## What is required
Reproduce each record below exactly as written.

Structured figure records:

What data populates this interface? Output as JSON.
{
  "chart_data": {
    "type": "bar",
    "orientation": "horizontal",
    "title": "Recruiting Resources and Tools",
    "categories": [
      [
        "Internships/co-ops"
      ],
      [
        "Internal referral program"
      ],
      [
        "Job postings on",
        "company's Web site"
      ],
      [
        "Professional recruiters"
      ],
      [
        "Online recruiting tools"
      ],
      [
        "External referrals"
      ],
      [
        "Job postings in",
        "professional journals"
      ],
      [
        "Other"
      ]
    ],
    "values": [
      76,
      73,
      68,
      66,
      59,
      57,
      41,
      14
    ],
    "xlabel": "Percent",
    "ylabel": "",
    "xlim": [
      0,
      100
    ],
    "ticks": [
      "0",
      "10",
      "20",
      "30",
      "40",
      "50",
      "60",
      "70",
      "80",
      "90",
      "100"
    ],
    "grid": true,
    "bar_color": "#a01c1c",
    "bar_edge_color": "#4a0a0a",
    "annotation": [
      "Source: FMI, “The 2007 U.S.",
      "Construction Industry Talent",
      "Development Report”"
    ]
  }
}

## Answer to this task
What data populates this interface? Output as JSON.
{
  "chart_data": {
    "type": "bar",
    "orientation": "horizontal",
    "title": "Recruiting Resources and Tools",
    "categories": [
      [
        "Internships/co-ops"
      ],
      [
        "Internal referral program"
      ],
      [
        "Job postings on",
        "company's Web site"
      ],
      [
        "Professional recruiters"
      ],
      [
        "Online recruiting tools"
      ],
      [
        "External referrals"
      ],
      [
        "Job postings in",
        "professional journals"
      ],
      [
        "Other"
      ]
    ],
    "values": [
      76,
      73,
      68,
      66,
      59,
      57,
      41,
      14
    ],
    "xlabel": "Percent",
    "ylabel": "",
    "xlim": [
      0,
      100
    ],
    "ticks": [
      "0",
      "10",
      "20",
      "30",
      "40",
      "50",
      "60",
      "70",
      "80",
      "90",
      "100"
    ],
    "grid": true,
    "bar_color": "#a01c1c",
    "bar_edge_color": "#4a0a0a",
    "annotation": [
      "Source: FMI, “The 2007 U.S.",
      "Construction Industry Talent",
      "Development Report”"
    ]
  }
}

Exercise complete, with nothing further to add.